=== Figure content listings ===
----

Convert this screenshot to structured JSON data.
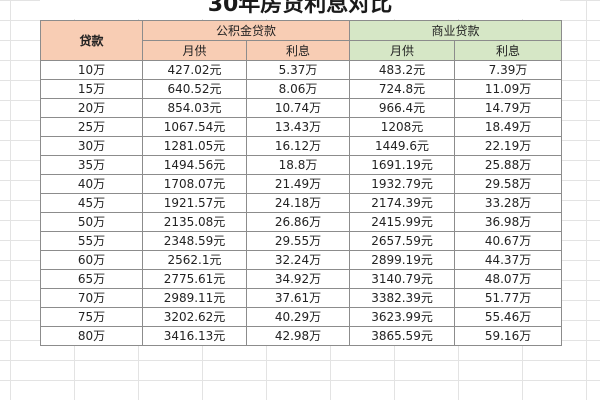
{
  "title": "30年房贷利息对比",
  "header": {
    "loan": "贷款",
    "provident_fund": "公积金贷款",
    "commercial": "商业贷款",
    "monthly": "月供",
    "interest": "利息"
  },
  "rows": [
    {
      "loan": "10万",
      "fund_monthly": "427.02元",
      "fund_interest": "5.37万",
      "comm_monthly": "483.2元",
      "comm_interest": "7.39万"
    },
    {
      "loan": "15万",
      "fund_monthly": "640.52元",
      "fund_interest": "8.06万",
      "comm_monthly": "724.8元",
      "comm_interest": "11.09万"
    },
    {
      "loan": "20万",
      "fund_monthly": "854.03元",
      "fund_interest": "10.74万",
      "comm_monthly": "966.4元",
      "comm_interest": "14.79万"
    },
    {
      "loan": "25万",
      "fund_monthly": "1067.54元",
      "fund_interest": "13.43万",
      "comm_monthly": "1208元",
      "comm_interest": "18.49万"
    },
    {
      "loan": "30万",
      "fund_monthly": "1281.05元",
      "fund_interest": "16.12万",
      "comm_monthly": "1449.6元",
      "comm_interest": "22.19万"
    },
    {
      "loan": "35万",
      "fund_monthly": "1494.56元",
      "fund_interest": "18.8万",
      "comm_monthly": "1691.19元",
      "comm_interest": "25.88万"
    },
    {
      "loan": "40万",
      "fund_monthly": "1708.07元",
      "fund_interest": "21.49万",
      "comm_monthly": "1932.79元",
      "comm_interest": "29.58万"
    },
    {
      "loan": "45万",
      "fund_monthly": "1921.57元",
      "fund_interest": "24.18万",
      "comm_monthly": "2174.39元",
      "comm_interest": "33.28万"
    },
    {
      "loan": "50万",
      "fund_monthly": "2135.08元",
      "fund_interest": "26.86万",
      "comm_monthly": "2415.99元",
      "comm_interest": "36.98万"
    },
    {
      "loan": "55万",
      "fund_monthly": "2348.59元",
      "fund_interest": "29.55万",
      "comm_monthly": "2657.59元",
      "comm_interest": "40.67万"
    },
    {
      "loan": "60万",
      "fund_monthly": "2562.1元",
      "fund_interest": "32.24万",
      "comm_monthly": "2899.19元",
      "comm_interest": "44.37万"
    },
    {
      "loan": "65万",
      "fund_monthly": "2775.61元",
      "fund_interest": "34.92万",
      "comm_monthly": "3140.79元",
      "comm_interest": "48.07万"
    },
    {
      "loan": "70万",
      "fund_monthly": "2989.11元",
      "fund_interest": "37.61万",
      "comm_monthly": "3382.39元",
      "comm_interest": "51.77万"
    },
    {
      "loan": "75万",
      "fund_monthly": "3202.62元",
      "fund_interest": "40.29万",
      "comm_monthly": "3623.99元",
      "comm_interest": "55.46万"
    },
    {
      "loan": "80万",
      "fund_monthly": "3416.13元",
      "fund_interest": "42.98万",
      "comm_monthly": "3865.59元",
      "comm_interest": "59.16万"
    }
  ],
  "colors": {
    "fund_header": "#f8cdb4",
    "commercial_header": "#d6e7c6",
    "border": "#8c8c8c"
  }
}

----

=== GOAL OF THE EXERCISE ===
Write out each entry exactly as given, omitting any picture.

=== SOLUTION TO THIS PROBLEM ===
Convert this screenshot to structured JSON data.
{
  "title": "30年房贷利息对比",
  "header": {
    "loan": "贷款",
    "provident_fund": "公积金贷款",
    "commercial": "商业贷款",
    "monthly": "月供",
    "interest": "利息"
  },
  "rows": [
    {
      "loan": "10万",
      "fund_monthly": "427.02元",
      "fund_interest": "5.37万",
      "comm_monthly": "483.2元",
      "comm_interest": "7.39万"
    },
    {
      "loan": "15万",
      "fund_monthly": "640.52元",
      "fund_interest": "8.06万",
      "comm_monthly": "724.8元",
      "comm_interest": "11.09万"
    },
    {
      "loan": "20万",
      "fund_monthly": "854.03元",
      "fund_interest": "10.74万",
      "comm_monthly": "966.4元",
      "comm_interest": "14.79万"
    },
    {
      "loan": "25万",
      "fund_monthly": "1067.54元",
      "fund_interest": "13.43万",
      "comm_monthly": "1208元",
      "comm_interest": "18.49万"
    },
    {
      "loan": "30万",
      "fund_monthly": "1281.05元",
      "fund_interest": "16.12万",
      "comm_monthly": "1449.6元",
      "comm_interest": "22.19万"
    },
    {
      "loan": "35万",
      "fund_monthly": "1494.56元",
      "fund_interest": "18.8万",
      "comm_monthly": "1691.19元",
      "comm_interest": "25.88万"
    },
    {
      "loan": "40万",
      "fund_monthly": "1708.07元",
      "fund_interest": "21.49万",
      "comm_monthly": "1932.79元",
      "comm_interest": "29.58万"
    },
    {
      "loan": "45万",
      "fund_monthly": "1921.57元",
      "fund_interest": "24.18万",
      "comm_monthly": "2174.39元",
      "comm_interest": "33.28万"
    },
    {
      "loan": "50万",
      "fund_monthly": "2135.08元",
      "fund_interest": "26.86万",
      "comm_monthly": "2415.99元",
      "comm_interest": "36.98万"
    },
    {
      "loan": "55万",
      "fund_monthly": "2348.59元",
      "fund_interest": "29.55万",
      "comm_monthly": "2657.59元",
      "comm_interest": "40.67万"
    },
    {
      "loan": "60万",
      "fund_monthly": "2562.1元",
      "fund_interest": "32.24万",
      "comm_monthly": "2899.19元",
      "comm_interest": "44.37万"
    },
    {
      "loan": "65万",
      "fund_monthly": "2775.61元",
      "fund_interest": "34.92万",
      "comm_monthly": "3140.79元",
      "comm_interest": "48.07万"
    },
    {
      "loan": "70万",
      "fund_monthly": "2989.11元",
      "fund_interest": "37.61万",
      "comm_monthly": "3382.39元",
      "comm_interest": "51.77万"
    },
    {
      "loan": "75万",
      "fund_monthly": "3202.62元",
      "fund_interest": "40.29万",
      "comm_monthly": "3623.99元",
      "comm_interest": "55.46万"
    },
    {
      "loan": "80万",
      "fund_monthly": "3416.13元",
      "fund_interest": "42.98万",
      "comm_monthly": "3865.59元",
      "comm_interest": "59.16万"
    }
  ],
  "colors": {
    "fund_header": "#f8cdb4",
    "commercial_header": "#d6e7c6",
    "border": "#8c8c8c"
  }
}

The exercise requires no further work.